[Exercise] Repeat each line of the material exactly.

[Data shown]
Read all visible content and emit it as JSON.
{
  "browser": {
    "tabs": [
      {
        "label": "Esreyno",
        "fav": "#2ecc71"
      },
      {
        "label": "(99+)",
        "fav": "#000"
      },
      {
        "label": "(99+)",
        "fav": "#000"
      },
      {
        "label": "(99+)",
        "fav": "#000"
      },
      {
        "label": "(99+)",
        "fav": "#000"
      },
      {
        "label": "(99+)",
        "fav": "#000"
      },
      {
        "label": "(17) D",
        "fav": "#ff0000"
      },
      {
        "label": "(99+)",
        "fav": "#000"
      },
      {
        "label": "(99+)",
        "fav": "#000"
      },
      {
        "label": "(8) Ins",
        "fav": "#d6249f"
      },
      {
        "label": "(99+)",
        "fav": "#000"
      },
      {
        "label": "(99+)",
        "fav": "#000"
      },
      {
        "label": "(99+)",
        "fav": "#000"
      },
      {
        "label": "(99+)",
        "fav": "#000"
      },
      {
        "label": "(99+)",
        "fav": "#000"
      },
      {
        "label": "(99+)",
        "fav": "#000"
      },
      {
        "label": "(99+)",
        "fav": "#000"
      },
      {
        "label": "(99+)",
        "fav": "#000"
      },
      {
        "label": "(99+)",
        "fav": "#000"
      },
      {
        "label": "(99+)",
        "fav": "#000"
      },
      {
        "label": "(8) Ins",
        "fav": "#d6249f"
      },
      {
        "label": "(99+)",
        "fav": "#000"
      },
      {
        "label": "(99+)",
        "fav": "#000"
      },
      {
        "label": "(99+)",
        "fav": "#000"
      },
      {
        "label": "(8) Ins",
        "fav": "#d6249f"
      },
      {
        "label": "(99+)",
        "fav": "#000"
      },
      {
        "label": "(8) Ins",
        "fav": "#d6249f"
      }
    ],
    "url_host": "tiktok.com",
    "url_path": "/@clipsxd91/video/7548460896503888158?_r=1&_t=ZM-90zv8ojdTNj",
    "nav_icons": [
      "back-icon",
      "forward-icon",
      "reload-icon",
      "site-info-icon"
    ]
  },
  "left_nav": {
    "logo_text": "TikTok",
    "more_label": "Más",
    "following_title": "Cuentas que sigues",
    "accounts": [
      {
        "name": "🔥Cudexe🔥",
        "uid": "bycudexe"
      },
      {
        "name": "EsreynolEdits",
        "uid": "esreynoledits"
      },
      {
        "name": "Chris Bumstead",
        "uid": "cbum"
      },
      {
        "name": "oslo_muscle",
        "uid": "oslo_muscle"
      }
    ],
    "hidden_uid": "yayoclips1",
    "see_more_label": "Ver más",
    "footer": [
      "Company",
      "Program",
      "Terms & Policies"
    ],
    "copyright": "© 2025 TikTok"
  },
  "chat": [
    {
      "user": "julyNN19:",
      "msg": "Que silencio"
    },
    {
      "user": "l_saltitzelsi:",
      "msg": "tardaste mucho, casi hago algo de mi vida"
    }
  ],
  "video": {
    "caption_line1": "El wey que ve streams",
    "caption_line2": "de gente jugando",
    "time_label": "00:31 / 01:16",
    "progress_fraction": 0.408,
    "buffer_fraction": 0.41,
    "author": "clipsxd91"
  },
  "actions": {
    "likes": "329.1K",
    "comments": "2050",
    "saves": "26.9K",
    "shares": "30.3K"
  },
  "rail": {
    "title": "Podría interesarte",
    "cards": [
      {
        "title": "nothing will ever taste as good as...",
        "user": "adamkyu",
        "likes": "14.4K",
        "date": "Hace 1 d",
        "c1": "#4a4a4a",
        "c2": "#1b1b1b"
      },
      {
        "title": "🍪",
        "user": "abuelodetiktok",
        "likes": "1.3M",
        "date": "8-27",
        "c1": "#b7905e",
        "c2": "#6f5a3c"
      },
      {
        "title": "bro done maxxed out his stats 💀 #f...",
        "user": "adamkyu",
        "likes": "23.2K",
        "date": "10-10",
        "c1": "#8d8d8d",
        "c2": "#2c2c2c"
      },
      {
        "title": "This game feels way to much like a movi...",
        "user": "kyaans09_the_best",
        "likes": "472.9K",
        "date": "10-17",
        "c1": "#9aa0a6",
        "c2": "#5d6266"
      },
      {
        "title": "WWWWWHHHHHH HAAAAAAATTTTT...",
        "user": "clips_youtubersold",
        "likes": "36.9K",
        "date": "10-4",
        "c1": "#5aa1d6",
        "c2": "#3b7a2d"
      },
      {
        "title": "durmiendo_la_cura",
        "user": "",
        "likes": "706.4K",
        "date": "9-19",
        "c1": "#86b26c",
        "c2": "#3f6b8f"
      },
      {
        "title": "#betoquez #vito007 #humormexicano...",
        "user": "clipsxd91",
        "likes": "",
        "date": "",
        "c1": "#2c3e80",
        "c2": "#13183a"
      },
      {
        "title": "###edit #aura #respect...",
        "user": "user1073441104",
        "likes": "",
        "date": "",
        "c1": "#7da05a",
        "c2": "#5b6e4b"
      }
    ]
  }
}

[Completed task]
Read all visible content and emit it as JSON.
{
  "browser": {
    "tabs": [
      {
        "label": "Esreyno",
        "fav": "#2ecc71"
      },
      {
        "label": "(99+)",
        "fav": "#000"
      },
      {
        "label": "(99+)",
        "fav": "#000"
      },
      {
        "label": "(99+)",
        "fav": "#000"
      },
      {
        "label": "(99+)",
        "fav": "#000"
      },
      {
        "label": "(99+)",
        "fav": "#000"
      },
      {
        "label": "(17) D",
        "fav": "#ff0000"
      },
      {
        "label": "(99+)",
        "fav": "#000"
      },
      {
        "label": "(99+)",
        "fav": "#000"
      },
      {
        "label": "(8) Ins",
        "fav": "#d6249f"
      },
      {
        "label": "(99+)",
        "fav": "#000"
      },
      {
        "label": "(99+)",
        "fav": "#000"
      },
      {
        "label": "(99+)",
        "fav": "#000"
      },
      {
        "label": "(99+)",
        "fav": "#000"
      },
      {
        "label": "(99+)",
        "fav": "#000"
      },
      {
        "label": "(99+)",
        "fav": "#000"
      },
      {
        "label": "(99+)",
        "fav": "#000"
      },
      {
        "label": "(99+)",
        "fav": "#000"
      },
      {
        "label": "(99+)",
        "fav": "#000"
      },
      {
        "label": "(99+)",
        "fav": "#000"
      },
      {
        "label": "(8) Ins",
        "fav": "#d6249f"
      },
      {
        "label": "(99+)",
        "fav": "#000"
      },
      {
        "label": "(99+)",
        "fav": "#000"
      },
      {
        "label": "(99+)",
        "fav": "#000"
      },
      {
        "label": "(8) Ins",
        "fav": "#d6249f"
      },
      {
        "label": "(99+)",
        "fav": "#000"
      },
      {
        "label": "(8) Ins",
        "fav": "#d6249f"
      }
    ],
    "url_host": "tiktok.com",
    "url_path": "/@clipsxd91/video/7548460896503888158?_r=1&_t=ZM-90zv8ojdTNj",
    "nav_icons": [
      "back-icon",
      "forward-icon",
      "reload-icon",
      "site-info-icon"
    ]
  },
  "left_nav": {
    "logo_text": "TikTok",
    "more_label": "Más",
    "following_title": "Cuentas que sigues",
    "accounts": [
      {
        "name": "🔥Cudexe🔥",
        "uid": "bycudexe"
      },
      {
        "name": "EsreynolEdits",
        "uid": "esreynoledits"
      },
      {
        "name": "Chris Bumstead",
        "uid": "cbum"
      },
      {
        "name": "oslo_muscle",
        "uid": "oslo_muscle"
      }
    ],
    "hidden_uid": "yayoclips1",
    "see_more_label": "Ver más",
    "footer": [
      "Company",
      "Program",
      "Terms & Policies"
    ],
    "copyright": "© 2025 TikTok"
  },
  "chat": [
    {
      "user": "julyNN19:",
      "msg": "Que silencio"
    },
    {
      "user": "l_saltitzelsi:",
      "msg": "tardaste mucho, casi hago algo de mi vida"
    }
  ],
  "video": {
    "caption_line1": "El wey que ve streams",
    "caption_line2": "de gente jugando",
    "time_label": "00:31 / 01:16",
    "progress_fraction": 0.408,
    "buffer_fraction": 0.41,
    "author": "clipsxd91"
  },
  "actions": {
    "likes": "329.1K",
    "comments": "2050",
    "saves": "26.9K",
    "shares": "30.3K"
  },
  "rail": {
    "title": "Podría interesarte",
    "cards": [
      {
        "title": "nothing will ever taste as good as...",
        "user": "adamkyu",
        "likes": "14.4K",
        "date": "Hace 1 d",
        "c1": "#4a4a4a",
        "c2": "#1b1b1b"
      },
      {
        "title": "🍪",
        "user": "abuelodetiktok",
        "likes": "1.3M",
        "date": "8-27",
        "c1": "#b7905e",
        "c2": "#6f5a3c"
      },
      {
        "title": "bro done maxxed out his stats 💀 #f...",
        "user": "adamkyu",
        "likes": "23.2K",
        "date": "10-10",
        "c1": "#8d8d8d",
        "c2": "#2c2c2c"
      },
      {
        "title": "This game feels way to much like a movi...",
        "user": "kyaans09_the_best",
        "likes": "472.9K",
        "date": "10-17",
        "c1": "#9aa0a6",
        "c2": "#5d6266"
      },
      {
        "title": "WWWWWHHHHHH HAAAAAAATTTTT...",
        "user": "clips_youtubersold",
        "likes": "36.9K",
        "date": "10-4",
        "c1": "#5aa1d6",
        "c2": "#3b7a2d"
      },
      {
        "title": "durmiendo_la_cura",
        "user": "",
        "likes": "706.4K",
        "date": "9-19",
        "c1": "#86b26c",
        "c2": "#3f6b8f"
      },
      {
        "title": "#betoquez #vito007 #humormexicano...",
        "user": "clipsxd91",
        "likes": "",
        "date": "",
        "c1": "#2c3e80",
        "c2": "#13183a"
      },
      {
        "title": "###edit #aura #respect...",
        "user": "user1073441104",
        "likes": "",
        "date": "",
        "c1": "#7da05a",
        "c2": "#5b6e4b"
      }
    ]
  }
}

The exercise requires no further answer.